• _What to work on_
Write out each line word for word. Drop pictures.

• _Raw data_
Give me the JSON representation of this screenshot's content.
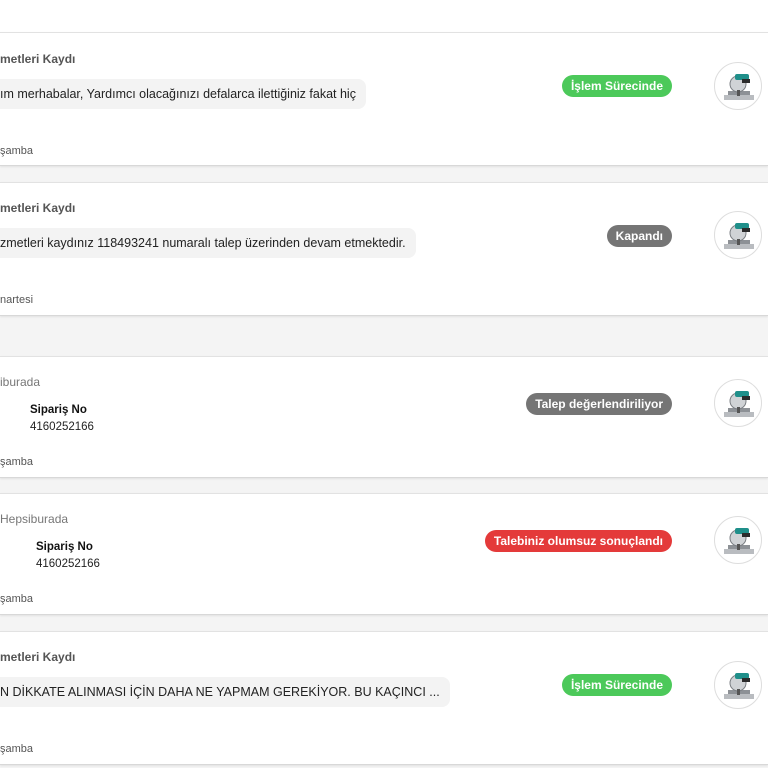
{
  "colors": {
    "green": "#4cc95a",
    "gray": "#757575",
    "red": "#e43a3a"
  },
  "icons": {
    "product": "miter-saw-product-image"
  },
  "requests": [
    {
      "title": "metleri Kaydı",
      "message": "ım merhabalar, Yardımcı olacağınızı defalarca ilettiğiniz fakat hiç",
      "day": "şamba",
      "status": "İşlem Sürecinde",
      "status_color": "green"
    },
    {
      "title": "metleri Kaydı",
      "message": "zmetleri kaydınız 118493241 numaralı talep üzerinden devam etmektedir.",
      "day": "nartesi",
      "status": "Kapandı",
      "status_color": "gray"
    },
    {
      "title": "iburada",
      "order_label": "Sipariş No",
      "order_no": "4160252166",
      "day": "şamba",
      "status": "Talep değerlendiriliyor",
      "status_color": "gray"
    },
    {
      "title": "Hepsiburada",
      "order_label": "Sipariş No",
      "order_no": "4160252166",
      "day": "şamba",
      "status": "Talebiniz olumsuz sonuçlandı",
      "status_color": "red"
    },
    {
      "title": "metleri Kaydı",
      "message": "N DİKKATE ALINMASI İÇİN DAHA NE YAPMAM GEREKİYOR. BU KAÇINCI ...",
      "day": "şamba",
      "status": "İşlem Sürecinde",
      "status_color": "green"
    }
  ]
}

• _Answer for this exercise_
Give me the JSON representation of this screenshot's content.
{
  "colors": {
    "green": "#4cc95a",
    "gray": "#757575",
    "red": "#e43a3a"
  },
  "icons": {
    "product": "miter-saw-product-image"
  },
  "requests": [
    {
      "title": "metleri Kaydı",
      "message": "ım merhabalar, Yardımcı olacağınızı defalarca ilettiğiniz fakat hiç",
      "day": "şamba",
      "status": "İşlem Sürecinde",
      "status_color": "green"
    },
    {
      "title": "metleri Kaydı",
      "message": "zmetleri kaydınız 118493241 numaralı talep üzerinden devam etmektedir.",
      "day": "nartesi",
      "status": "Kapandı",
      "status_color": "gray"
    },
    {
      "title": "iburada",
      "order_label": "Sipariş No",
      "order_no": "4160252166",
      "day": "şamba",
      "status": "Talep değerlendiriliyor",
      "status_color": "gray"
    },
    {
      "title": "Hepsiburada",
      "order_label": "Sipariş No",
      "order_no": "4160252166",
      "day": "şamba",
      "status": "Talebiniz olumsuz sonuçlandı",
      "status_color": "red"
    },
    {
      "title": "metleri Kaydı",
      "message": "N DİKKATE ALINMASI İÇİN DAHA NE YAPMAM GEREKİYOR. BU KAÇINCI ...",
      "day": "şamba",
      "status": "İşlem Sürecinde",
      "status_color": "green"
    }
  ]
}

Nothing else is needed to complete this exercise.